### PROBLEM TO SOLVE
Gather every line in the data below that contains the string "chart", and copy each such line unchanged.

### RAW RECORDS

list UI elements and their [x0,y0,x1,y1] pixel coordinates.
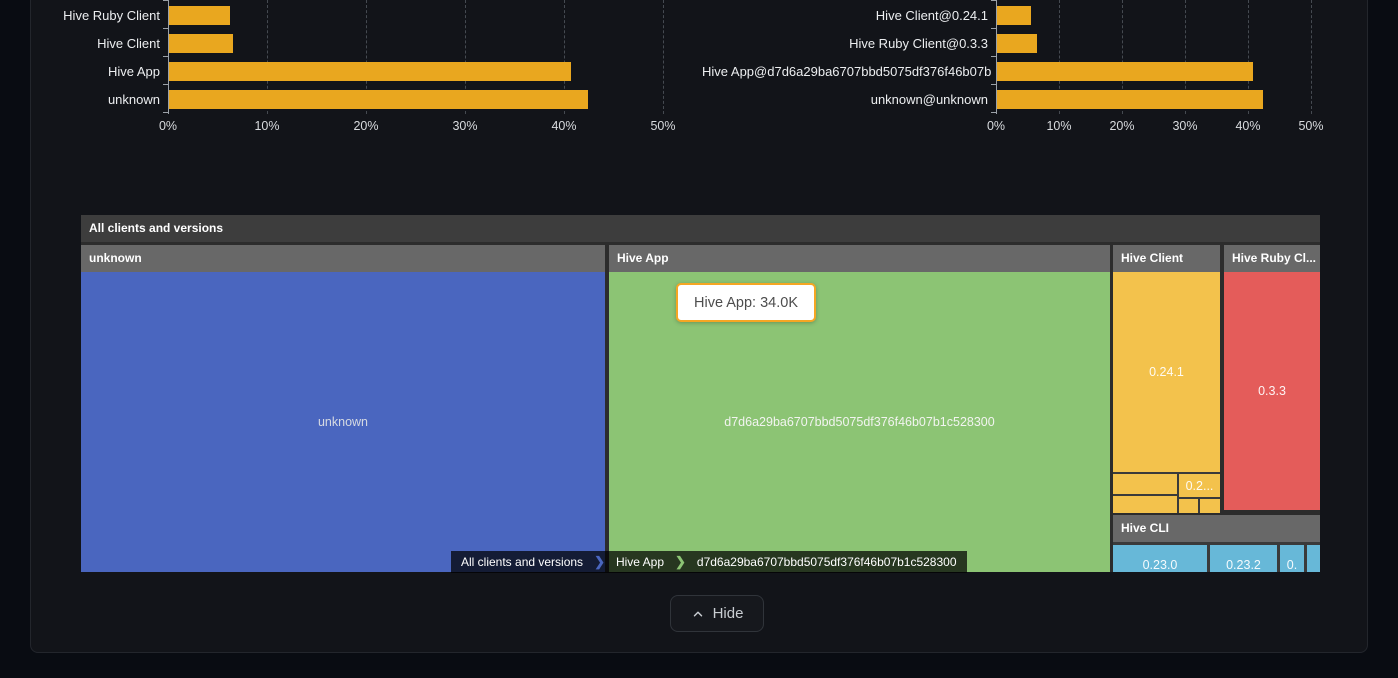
treemap-section-hive-cli-header[interactable]: Hive CLI [1113,515,1320,542]
treemap-cell-hive-app-hash[interactable]: d7d6a29ba6707bbd5075df376f46b07b1c528300 [609,272,1110,572]
bar-unknown[interactable] [169,90,588,109]
treemap-cell-unknown[interactable]: unknown [81,272,605,572]
category-label: Hive Ruby Client@0.3.3 [849,36,988,51]
bar-hive-app[interactable] [169,62,571,81]
x-gridline [1185,0,1186,114]
axis-tick [163,56,168,57]
chevron-right-icon: ❯ [594,554,605,569]
treemap-cell-hive-ruby-0-3-3[interactable]: 0.3.3 [1224,272,1320,510]
treemap-section-unknown-header[interactable]: unknown [81,245,605,272]
axis-tick [991,84,996,85]
category-label: unknown [107,92,160,107]
treemap-cell-hive-client-0-24-1[interactable]: 0.24.1 [1113,272,1220,472]
x-gridline [267,0,268,114]
category-label: unknown@unknown [870,92,988,107]
bar-hive-client-0-24-1[interactable] [997,6,1032,25]
clients-treemap: All clients and versions unknown unknown… [81,215,1320,572]
x-gridline [564,0,565,114]
hide-button-label: Hide [712,605,744,622]
x-gridline [465,0,466,114]
x-tick-label: 20% [1109,119,1135,133]
axis-tick [163,0,168,1]
chevron-up-icon [691,607,705,621]
category-label: Hive App@d7d6a29ba6707bbd5075df376f46b07… [702,64,992,79]
y-axis-line [168,0,169,114]
chevron-right-icon: ❯ [675,554,686,569]
treemap-cell-hive-cli-0-23-2[interactable]: 0.23.2 [1210,545,1277,572]
treemap-cell-hive-client-0-2[interactable]: 0.2... [1179,474,1220,497]
bar-hive-ruby-client[interactable] [169,6,231,25]
versions-bar-chart: 0% 10% 20% 30% 40% 50% Hive Client@0.24.1 Hive … [702,0,1392,140]
x-tick-label: 40% [1235,119,1261,133]
bar-unknown-unknown[interactable] [997,90,1263,109]
axis-tick [991,0,996,1]
treemap-cell-hive-client-small-1[interactable] [1113,474,1177,494]
axis-tick [991,56,996,57]
x-tick-label: 40% [551,119,577,133]
treemap-section-hive-cli: Hive CLI 0.23.0 0.23.2 0. [1113,515,1320,572]
treemap-section-hive-ruby-client-header[interactable]: Hive Ruby Cl... [1224,245,1320,272]
treemap-section-hive-app-header[interactable]: Hive App [609,245,1110,272]
x-gridline [366,0,367,114]
treemap-cell-hive-cli-0-23-0[interactable]: 0.23.0 [1113,545,1207,572]
x-tick-label: 30% [452,119,478,133]
axis-tick [163,28,168,29]
treemap-cell-hive-cli-small-2[interactable] [1307,545,1320,572]
axis-tick [991,112,996,113]
x-tick-label: 50% [650,119,676,133]
y-axis-line [996,0,997,114]
treemap-section-unknown: unknown unknown [81,245,605,572]
axis-tick [991,28,996,29]
breadcrumb-item-hive-app[interactable]: Hive App [615,555,664,569]
x-tick-label: 20% [353,119,379,133]
axis-tick [163,84,168,85]
x-tick-label: 30% [1172,119,1198,133]
x-gridline [663,0,664,114]
treemap-cell-hive-cli-small-1[interactable]: 0. [1280,545,1304,572]
x-gridline [1248,0,1249,114]
breadcrumb-item-root[interactable]: All clients and versions [461,555,584,569]
treemap-section-hive-app: Hive App d7d6a29ba6707bbd5075df376f46b07… [609,245,1110,572]
category-label: Hive Ruby Client [63,8,160,23]
category-label: Hive Client [97,36,160,51]
breadcrumb-item-hash[interactable]: d7d6a29ba6707bbd5075df376f46b07b1c528300 [696,555,957,569]
x-gridline [1059,0,1060,114]
treemap-breadcrumb: All clients and versions ❯ Hive App ❯ d7… [451,551,967,573]
axis-tick [163,112,168,113]
treemap-section-hive-client: Hive Client 0.24.1 0.2... [1113,245,1220,513]
category-label: Hive App [107,64,160,79]
bar-hive-ruby-client-0-3-3[interactable] [997,34,1037,53]
bar-hive-client[interactable] [169,34,234,53]
category-label: Hive Client@0.24.1 [875,8,988,23]
x-tick-label: 0% [986,119,1006,133]
x-tick-label: 10% [254,119,280,133]
treemap-tooltip: Hive App: 34.0K [676,283,816,322]
treemap-section-hive-ruby-client: Hive Ruby Cl... 0.3.3 [1224,245,1320,510]
x-gridline [1122,0,1123,114]
bar-hive-app-d7d6a29ba6707bbd5075df376f46b07b[interactable] [997,62,1253,81]
x-tick-label: 10% [1046,119,1072,133]
treemap-cell-hive-client-small-3[interactable] [1179,499,1198,513]
treemap-section-hive-client-header[interactable]: Hive Client [1113,245,1220,272]
x-gridline [1311,0,1312,114]
clients-bar-chart: 0% 10% 20% 30% 40% 50% Hive Ruby Client Hive Cl… [0,0,690,140]
x-tick-label: 50% [1298,119,1324,133]
treemap-title: All clients and versions [81,215,1320,242]
treemap-cell-hive-client-small-2[interactable] [1113,496,1177,513]
treemap-tooltip-text: Hive App: 34.0K [694,294,798,311]
x-tick-label: 0% [158,119,178,133]
hide-button[interactable]: Hide [670,595,764,632]
treemap-cell-hive-client-small-4[interactable] [1200,499,1220,513]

### ANSWER TO THIS TASK
versions-bar-chart: 0% 10% 20% 30% 40% 50% Hive Client@0.24.1 Hive … [702,0,1392,140]
clients-bar-chart: 0% 10% 20% 30% 40% 50% Hive Ruby Client Hive Cl… [0,0,690,140]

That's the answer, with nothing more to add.